**Extracted material:**
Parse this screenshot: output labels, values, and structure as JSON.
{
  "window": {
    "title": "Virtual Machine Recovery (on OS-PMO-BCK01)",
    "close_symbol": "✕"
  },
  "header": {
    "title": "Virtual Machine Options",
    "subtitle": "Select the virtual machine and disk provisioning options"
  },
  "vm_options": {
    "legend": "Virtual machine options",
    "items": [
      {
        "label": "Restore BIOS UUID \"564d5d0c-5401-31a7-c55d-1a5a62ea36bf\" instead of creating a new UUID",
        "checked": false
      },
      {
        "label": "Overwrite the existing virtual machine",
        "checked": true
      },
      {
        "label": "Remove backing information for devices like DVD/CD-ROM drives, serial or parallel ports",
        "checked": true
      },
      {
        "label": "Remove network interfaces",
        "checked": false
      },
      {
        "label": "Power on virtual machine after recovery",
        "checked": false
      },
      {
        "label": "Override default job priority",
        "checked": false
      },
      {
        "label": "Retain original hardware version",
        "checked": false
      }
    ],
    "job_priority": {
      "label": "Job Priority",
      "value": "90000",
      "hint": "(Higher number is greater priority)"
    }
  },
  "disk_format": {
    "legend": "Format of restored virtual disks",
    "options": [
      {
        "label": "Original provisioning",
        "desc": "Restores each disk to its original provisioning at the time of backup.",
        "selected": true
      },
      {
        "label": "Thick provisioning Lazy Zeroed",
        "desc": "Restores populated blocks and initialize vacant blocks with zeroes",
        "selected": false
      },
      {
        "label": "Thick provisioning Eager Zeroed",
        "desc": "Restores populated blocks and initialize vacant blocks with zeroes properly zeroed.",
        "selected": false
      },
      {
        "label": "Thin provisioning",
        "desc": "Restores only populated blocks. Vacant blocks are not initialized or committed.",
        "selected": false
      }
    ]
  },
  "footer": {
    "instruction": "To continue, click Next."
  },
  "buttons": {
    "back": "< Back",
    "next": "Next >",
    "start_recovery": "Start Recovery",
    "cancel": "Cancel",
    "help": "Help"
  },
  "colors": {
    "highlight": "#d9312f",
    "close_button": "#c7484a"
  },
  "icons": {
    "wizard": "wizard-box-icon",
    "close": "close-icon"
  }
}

**Task goal:**
Quote each line above in full, word for word.

**Answer for the task:**
Parse this screenshot: output labels, values, and structure as JSON.
{
  "window": {
    "title": "Virtual Machine Recovery (on OS-PMO-BCK01)",
    "close_symbol": "✕"
  },
  "header": {
    "title": "Virtual Machine Options",
    "subtitle": "Select the virtual machine and disk provisioning options"
  },
  "vm_options": {
    "legend": "Virtual machine options",
    "items": [
      {
        "label": "Restore BIOS UUID \"564d5d0c-5401-31a7-c55d-1a5a62ea36bf\" instead of creating a new UUID",
        "checked": false
      },
      {
        "label": "Overwrite the existing virtual machine",
        "checked": true
      },
      {
        "label": "Remove backing information for devices like DVD/CD-ROM drives, serial or parallel ports",
        "checked": true
      },
      {
        "label": "Remove network interfaces",
        "checked": false
      },
      {
        "label": "Power on virtual machine after recovery",
        "checked": false
      },
      {
        "label": "Override default job priority",
        "checked": false
      },
      {
        "label": "Retain original hardware version",
        "checked": false
      }
    ],
    "job_priority": {
      "label": "Job Priority",
      "value": "90000",
      "hint": "(Higher number is greater priority)"
    }
  },
  "disk_format": {
    "legend": "Format of restored virtual disks",
    "options": [
      {
        "label": "Original provisioning",
        "desc": "Restores each disk to its original provisioning at the time of backup.",
        "selected": true
      },
      {
        "label": "Thick provisioning Lazy Zeroed",
        "desc": "Restores populated blocks and initialize vacant blocks with zeroes",
        "selected": false
      },
      {
        "label": "Thick provisioning Eager Zeroed",
        "desc": "Restores populated blocks and initialize vacant blocks with zeroes properly zeroed.",
        "selected": false
      },
      {
        "label": "Thin provisioning",
        "desc": "Restores only populated blocks. Vacant blocks are not initialized or committed.",
        "selected": false
      }
    ]
  },
  "footer": {
    "instruction": "To continue, click Next."
  },
  "buttons": {
    "back": "< Back",
    "next": "Next >",
    "start_recovery": "Start Recovery",
    "cancel": "Cancel",
    "help": "Help"
  },
  "colors": {
    "highlight": "#d9312f",
    "close_button": "#c7484a"
  },
  "icons": {
    "wizard": "wizard-box-icon",
    "close": "close-icon"
  }
}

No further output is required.